What is required: Exactly as they appear, output all of the entries.

The records:
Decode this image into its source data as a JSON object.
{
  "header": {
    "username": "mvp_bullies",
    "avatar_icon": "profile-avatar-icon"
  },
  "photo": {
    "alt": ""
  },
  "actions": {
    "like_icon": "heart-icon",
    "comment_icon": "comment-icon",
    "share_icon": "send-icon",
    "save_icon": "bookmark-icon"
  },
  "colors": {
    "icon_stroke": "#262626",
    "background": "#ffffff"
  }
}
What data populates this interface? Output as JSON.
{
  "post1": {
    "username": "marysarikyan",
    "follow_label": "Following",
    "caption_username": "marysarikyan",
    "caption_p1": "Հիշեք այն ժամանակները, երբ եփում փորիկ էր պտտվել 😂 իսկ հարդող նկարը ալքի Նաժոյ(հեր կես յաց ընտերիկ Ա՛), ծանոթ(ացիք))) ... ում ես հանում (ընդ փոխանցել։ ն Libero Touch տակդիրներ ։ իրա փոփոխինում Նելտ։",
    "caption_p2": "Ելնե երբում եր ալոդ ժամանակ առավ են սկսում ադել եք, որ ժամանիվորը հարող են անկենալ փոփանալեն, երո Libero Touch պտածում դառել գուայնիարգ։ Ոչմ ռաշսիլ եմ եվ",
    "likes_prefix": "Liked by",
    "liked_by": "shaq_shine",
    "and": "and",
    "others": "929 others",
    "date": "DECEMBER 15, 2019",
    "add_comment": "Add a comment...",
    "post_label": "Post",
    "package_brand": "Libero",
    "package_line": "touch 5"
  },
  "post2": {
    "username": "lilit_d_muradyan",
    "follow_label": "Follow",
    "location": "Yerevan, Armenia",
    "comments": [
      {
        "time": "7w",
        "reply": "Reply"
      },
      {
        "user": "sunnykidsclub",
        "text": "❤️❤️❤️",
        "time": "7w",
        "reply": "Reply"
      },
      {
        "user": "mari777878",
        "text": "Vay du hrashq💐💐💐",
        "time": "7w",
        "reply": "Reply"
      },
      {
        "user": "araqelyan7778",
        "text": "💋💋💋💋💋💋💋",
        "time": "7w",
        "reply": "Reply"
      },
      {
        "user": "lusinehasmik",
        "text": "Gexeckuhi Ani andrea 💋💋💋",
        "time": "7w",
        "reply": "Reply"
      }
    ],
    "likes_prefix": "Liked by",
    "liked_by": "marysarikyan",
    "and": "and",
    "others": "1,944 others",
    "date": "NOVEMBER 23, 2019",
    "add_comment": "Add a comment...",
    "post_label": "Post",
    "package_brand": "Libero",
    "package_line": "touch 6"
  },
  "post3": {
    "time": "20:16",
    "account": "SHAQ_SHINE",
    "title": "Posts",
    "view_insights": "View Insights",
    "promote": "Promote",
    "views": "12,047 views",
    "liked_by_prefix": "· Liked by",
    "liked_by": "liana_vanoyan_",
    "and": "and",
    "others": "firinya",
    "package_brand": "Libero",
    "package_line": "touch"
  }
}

Worked answer:
Decode this image into its source data as a JSON object.
{
  "header": {
    "username": "mvp_bullies",
    "avatar_icon": "profile-avatar-icon"
  },
  "photo": {
    "alt": ""
  },
  "actions": {
    "like_icon": "heart-icon",
    "comment_icon": "comment-icon",
    "share_icon": "send-icon",
    "save_icon": "bookmark-icon"
  },
  "colors": {
    "icon_stroke": "#262626",
    "background": "#ffffff"
  }
}
What data populates this interface? Output as JSON.
{
  "post1": {
    "username": "marysarikyan",
    "follow_label": "Following",
    "caption_username": "marysarikyan",
    "caption_p1": "Հիշեք այն ժամանակները, երբ եփում փորիկ էր պտտվել 😂 իսկ հարդող նկարը ալքի Նաժոյ(հեր կես յաց ընտերիկ Ա՛), ծանոթ(ացիք))) ... ում ես հանում (ընդ փոխանցել։ ն Libero Touch տակդիրներ ։ իրա փոփոխինում Նելտ։",
    "caption_p2": "Ելնե երբում եր ալոդ ժամանակ առավ են սկսում ադել եք, որ ժամանիվորը հարող են անկենալ փոփանալեն, երո Libero Touch պտածում դառել գուայնիարգ։ Ոչմ ռաշսիլ եմ եվ",
    "likes_prefix": "Liked by",
    "liked_by": "shaq_shine",
    "and": "and",
    "others": "929 others",
    "date": "DECEMBER 15, 2019",
    "add_comment": "Add a comment...",
    "post_label": "Post",
    "package_brand": "Libero",
    "package_line": "touch 5"
  },
  "post2": {
    "username": "lilit_d_muradyan",
    "follow_label": "Follow",
    "location": "Yerevan, Armenia",
    "comments": [
      {
        "time": "7w",
        "reply": "Reply"
      },
      {
        "user": "sunnykidsclub",
        "text": "❤️❤️❤️",
        "time": "7w",
        "reply": "Reply"
      },
      {
        "user": "mari777878",
        "text": "Vay du hrashq💐💐💐",
        "time": "7w",
        "reply": "Reply"
      },
      {
        "user": "araqelyan7778",
        "text": "💋💋💋💋💋💋💋",
        "time": "7w",
        "reply": "Reply"
      },
      {
        "user": "lusinehasmik",
        "text": "Gexeckuhi Ani andrea 💋💋💋",
        "time": "7w",
        "reply": "Reply"
      }
    ],
    "likes_prefix": "Liked by",
    "liked_by": "marysarikyan",
    "and": "and",
    "others": "1,944 others",
    "date": "NOVEMBER 23, 2019",
    "add_comment": "Add a comment...",
    "post_label": "Post",
    "package_brand": "Libero",
    "package_line": "touch 6"
  },
  "post3": {
    "time": "20:16",
    "account": "SHAQ_SHINE",
    "title": "Posts",
    "view_insights": "View Insights",
    "promote": "Promote",
    "views": "12,047 views",
    "liked_by_prefix": "· Liked by",
    "liked_by": "liana_vanoyan_",
    "and": "and",
    "others": "firinya",
    "package_brand": "Libero",
    "package_line": "touch"
  }
}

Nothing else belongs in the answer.